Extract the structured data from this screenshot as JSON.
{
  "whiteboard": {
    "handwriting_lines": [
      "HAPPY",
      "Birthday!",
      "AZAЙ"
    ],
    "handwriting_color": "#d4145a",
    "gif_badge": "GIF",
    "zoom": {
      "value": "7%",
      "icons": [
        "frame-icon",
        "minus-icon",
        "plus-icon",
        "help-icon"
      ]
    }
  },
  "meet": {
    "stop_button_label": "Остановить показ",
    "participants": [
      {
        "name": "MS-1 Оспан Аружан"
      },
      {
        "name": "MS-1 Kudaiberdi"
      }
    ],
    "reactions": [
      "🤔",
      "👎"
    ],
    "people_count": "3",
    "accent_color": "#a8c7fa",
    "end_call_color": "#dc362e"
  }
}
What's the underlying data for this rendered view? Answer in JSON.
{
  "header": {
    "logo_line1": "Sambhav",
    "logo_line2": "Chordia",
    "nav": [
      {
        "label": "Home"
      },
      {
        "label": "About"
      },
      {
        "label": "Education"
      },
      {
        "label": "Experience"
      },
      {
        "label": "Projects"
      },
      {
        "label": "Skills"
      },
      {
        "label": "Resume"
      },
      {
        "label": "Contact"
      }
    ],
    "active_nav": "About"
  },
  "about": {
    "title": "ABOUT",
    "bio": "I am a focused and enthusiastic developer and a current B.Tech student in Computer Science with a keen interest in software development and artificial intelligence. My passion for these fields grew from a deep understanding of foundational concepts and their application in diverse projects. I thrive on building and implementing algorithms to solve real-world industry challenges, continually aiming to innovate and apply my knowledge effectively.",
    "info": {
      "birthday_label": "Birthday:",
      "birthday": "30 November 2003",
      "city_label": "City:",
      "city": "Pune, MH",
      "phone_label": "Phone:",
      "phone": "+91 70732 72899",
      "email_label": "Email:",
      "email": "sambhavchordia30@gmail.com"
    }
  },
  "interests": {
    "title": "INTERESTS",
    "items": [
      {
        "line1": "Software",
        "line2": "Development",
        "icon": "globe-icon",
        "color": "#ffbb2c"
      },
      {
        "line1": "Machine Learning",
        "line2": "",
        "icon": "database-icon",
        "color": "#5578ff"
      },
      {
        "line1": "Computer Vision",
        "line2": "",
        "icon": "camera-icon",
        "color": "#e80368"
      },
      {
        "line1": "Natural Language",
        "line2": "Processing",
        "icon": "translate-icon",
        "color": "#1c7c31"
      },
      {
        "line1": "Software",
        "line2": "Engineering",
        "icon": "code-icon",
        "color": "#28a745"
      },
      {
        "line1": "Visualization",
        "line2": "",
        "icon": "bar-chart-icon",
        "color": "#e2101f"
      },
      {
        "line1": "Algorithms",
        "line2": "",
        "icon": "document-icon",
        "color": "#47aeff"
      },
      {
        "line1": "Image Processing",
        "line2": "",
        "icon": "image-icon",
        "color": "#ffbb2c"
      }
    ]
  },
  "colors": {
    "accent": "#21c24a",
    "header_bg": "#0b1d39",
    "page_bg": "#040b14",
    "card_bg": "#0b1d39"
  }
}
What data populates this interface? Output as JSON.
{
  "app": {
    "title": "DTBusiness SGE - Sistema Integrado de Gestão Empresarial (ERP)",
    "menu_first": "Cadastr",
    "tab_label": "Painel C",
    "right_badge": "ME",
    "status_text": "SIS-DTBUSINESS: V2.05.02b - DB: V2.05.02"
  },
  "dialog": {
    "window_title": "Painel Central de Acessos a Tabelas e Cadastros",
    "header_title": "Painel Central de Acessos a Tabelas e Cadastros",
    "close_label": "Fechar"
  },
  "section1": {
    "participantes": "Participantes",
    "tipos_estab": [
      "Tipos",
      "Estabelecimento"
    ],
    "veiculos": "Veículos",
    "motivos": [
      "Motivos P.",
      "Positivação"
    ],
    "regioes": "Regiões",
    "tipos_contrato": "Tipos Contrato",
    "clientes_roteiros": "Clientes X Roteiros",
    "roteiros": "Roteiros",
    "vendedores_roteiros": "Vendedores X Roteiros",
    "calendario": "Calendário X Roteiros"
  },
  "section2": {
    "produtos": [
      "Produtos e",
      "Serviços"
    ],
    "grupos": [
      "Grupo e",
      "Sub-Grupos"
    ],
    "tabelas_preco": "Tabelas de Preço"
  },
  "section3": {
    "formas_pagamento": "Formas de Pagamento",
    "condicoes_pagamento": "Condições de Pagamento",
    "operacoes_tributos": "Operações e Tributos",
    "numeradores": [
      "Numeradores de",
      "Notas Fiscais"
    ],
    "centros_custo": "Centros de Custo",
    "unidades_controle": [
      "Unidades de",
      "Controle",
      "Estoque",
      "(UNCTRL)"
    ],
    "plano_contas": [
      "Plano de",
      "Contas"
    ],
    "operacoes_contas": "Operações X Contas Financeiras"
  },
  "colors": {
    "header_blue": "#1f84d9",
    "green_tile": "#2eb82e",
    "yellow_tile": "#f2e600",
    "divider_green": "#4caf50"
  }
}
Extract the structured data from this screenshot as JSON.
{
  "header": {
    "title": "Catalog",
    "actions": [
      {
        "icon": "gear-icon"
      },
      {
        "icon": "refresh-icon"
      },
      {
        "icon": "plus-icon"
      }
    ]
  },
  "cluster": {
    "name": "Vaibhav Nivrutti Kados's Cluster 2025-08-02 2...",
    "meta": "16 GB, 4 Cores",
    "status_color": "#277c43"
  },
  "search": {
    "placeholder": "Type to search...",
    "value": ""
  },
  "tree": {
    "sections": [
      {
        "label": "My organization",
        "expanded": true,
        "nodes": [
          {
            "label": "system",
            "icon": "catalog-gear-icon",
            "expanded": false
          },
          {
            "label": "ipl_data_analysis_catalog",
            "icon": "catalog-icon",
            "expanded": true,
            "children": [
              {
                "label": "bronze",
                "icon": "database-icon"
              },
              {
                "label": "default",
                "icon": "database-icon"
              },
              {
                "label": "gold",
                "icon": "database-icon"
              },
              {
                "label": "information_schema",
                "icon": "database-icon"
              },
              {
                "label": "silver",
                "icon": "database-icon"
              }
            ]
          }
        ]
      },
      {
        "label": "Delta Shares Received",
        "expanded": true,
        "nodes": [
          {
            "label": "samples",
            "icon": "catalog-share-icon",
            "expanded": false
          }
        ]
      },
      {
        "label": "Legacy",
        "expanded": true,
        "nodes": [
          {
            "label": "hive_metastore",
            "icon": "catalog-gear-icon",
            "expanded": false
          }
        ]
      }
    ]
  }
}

————————

GOAL OF THE EXERCISE =
Find the string "this" in the entries above and return each line that holds it.

ANSWER BELOW =
Extract the structured data from this screenshot as JSON.
What's the underlying data for this rendered view? Answer in JSON.
What data populates this interface? Output as JSON.
Extract the structured data from this screenshot as JSON.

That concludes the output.